- What the task requires: Quote all entries exactly, leaving pictures aside.
------------------------------
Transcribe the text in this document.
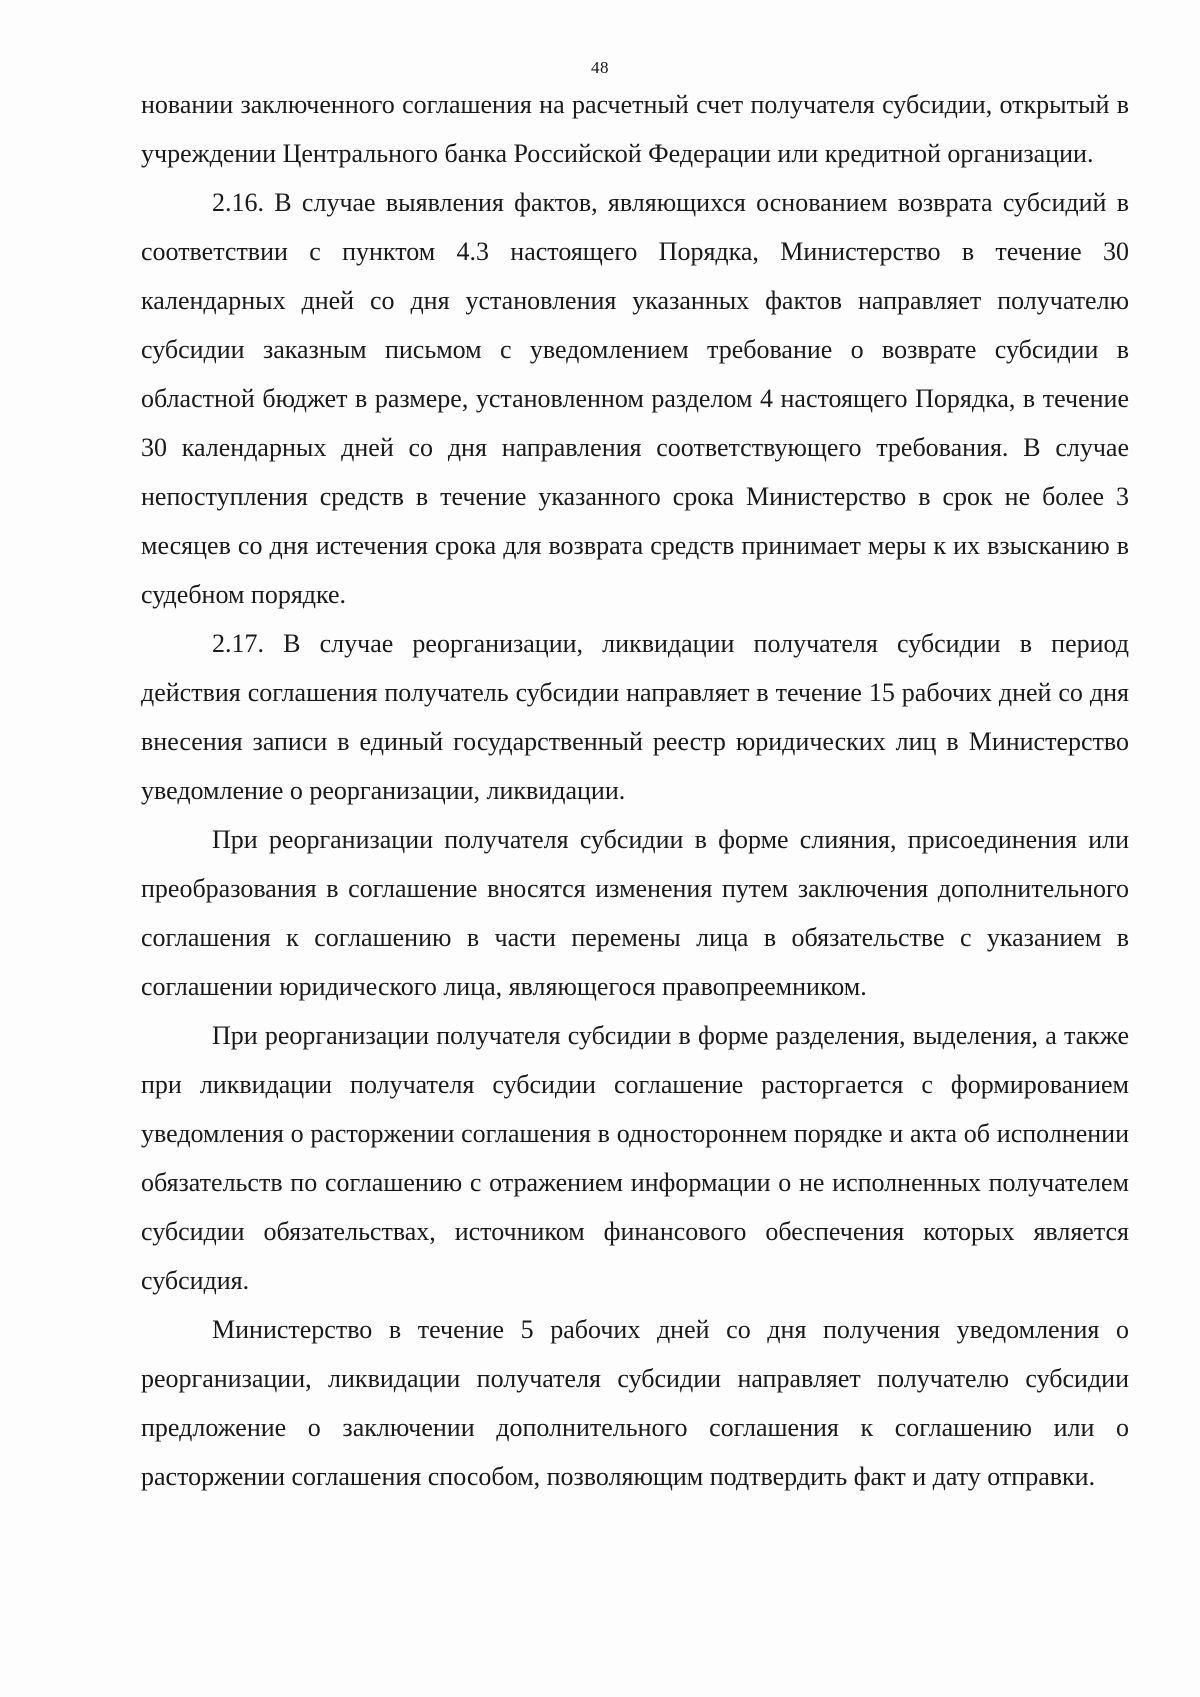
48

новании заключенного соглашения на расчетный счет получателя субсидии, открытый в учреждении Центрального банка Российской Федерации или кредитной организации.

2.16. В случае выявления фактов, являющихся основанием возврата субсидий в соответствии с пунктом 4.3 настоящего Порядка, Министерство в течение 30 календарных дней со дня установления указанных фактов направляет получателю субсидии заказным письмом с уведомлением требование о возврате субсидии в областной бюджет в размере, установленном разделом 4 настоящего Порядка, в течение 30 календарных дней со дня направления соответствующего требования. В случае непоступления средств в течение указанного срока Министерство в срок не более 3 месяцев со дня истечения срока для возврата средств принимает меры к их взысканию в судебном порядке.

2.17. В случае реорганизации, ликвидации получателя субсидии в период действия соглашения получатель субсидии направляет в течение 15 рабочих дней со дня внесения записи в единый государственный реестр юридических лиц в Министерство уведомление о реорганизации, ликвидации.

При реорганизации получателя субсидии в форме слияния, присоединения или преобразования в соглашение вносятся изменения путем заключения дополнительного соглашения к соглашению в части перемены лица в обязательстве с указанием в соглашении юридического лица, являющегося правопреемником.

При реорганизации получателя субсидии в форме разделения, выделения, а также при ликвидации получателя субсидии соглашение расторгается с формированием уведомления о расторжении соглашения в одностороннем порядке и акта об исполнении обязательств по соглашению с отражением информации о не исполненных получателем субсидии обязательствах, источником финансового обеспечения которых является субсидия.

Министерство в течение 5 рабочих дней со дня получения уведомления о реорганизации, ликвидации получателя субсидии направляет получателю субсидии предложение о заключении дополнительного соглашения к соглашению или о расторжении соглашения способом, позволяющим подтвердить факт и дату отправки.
------------------------------
- Solution for this exercise:
Transcribe the text in this document.
48

новании заключенного соглашения на расчетный счет получателя субсидии, открытый в учреждении Центрального банка Российской Федерации или кредитной организации.

2.16. В случае выявления фактов, являющихся основанием возврата субсидий в соответствии с пунктом 4.3 настоящего Порядка, Министерство в течение 30 календарных дней со дня установления указанных фактов направляет получателю субсидии заказным письмом с уведомлением требование о возврате субсидии в областной бюджет в размере, установленном разделом 4 настоящего Порядка, в течение 30 календарных дней со дня направления соответствующего требования. В случае непоступления средств в течение указанного срока Министерство в срок не более 3 месяцев со дня истечения срока для возврата средств принимает меры к их взысканию в судебном порядке.

2.17. В случае реорганизации, ликвидации получателя субсидии в период действия соглашения получатель субсидии направляет в течение 15 рабочих дней со дня внесения записи в единый государственный реестр юридических лиц в Министерство уведомление о реорганизации, ликвидации.

При реорганизации получателя субсидии в форме слияния, присоединения или преобразования в соглашение вносятся изменения путем заключения дополнительного соглашения к соглашению в части перемены лица в обязательстве с указанием в соглашении юридического лица, являющегося правопреемником.

При реорганизации получателя субсидии в форме разделения, выделения, а также при ликвидации получателя субсидии соглашение расторгается с формированием уведомления о расторжении соглашения в одностороннем порядке и акта об исполнении обязательств по соглашению с отражением информации о не исполненных получателем субсидии обязательствах, источником финансового обеспечения которых является субсидия.

Министерство в течение 5 рабочих дней со дня получения уведомления о реорганизации, ликвидации получателя субсидии направляет получателю субсидии предложение о заключении дополнительного соглашения к соглашению или о расторжении соглашения способом, позволяющим подтвердить факт и дату отправки.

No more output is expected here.